*To do:* Gather from the material every line that contains the string "Territories".

··········

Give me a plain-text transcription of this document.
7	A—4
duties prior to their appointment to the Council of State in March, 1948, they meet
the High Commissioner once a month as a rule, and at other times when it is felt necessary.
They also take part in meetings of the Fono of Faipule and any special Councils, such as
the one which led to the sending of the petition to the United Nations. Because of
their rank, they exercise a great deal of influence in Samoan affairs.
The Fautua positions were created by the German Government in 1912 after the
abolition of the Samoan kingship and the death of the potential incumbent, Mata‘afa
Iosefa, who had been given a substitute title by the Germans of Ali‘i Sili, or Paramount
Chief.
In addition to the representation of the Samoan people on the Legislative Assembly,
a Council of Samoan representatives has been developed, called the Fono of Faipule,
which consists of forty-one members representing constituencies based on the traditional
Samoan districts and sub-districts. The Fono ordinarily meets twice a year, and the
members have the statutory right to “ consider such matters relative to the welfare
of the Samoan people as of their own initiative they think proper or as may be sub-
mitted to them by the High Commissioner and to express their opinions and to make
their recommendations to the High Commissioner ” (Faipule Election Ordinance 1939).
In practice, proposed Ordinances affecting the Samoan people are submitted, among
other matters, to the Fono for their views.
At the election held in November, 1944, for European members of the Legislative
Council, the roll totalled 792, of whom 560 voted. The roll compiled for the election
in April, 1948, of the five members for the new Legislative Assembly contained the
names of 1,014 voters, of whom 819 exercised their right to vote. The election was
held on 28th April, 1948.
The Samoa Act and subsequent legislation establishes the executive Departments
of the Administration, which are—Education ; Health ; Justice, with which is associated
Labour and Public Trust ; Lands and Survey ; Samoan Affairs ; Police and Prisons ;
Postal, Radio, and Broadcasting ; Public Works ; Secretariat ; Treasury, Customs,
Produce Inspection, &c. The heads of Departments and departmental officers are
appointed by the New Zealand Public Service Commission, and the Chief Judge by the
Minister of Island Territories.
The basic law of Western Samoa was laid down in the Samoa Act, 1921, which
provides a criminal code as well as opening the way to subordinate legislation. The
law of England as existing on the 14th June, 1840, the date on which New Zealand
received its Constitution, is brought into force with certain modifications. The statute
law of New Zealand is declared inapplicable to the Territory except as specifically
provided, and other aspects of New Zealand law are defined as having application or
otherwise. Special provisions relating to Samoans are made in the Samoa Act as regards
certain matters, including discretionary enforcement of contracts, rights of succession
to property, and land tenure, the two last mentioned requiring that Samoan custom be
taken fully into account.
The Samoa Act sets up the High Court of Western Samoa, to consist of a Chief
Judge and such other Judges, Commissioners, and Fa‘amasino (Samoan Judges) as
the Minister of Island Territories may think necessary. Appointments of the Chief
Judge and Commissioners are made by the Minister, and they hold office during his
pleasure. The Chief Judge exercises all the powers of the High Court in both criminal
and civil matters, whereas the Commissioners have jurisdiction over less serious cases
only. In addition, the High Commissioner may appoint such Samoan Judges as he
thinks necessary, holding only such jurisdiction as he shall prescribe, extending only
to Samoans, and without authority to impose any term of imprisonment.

··········

*Completed exercise:*
Minister of Island Territories.
the Minister of Island Territories may think necessary. Appointments of the Chief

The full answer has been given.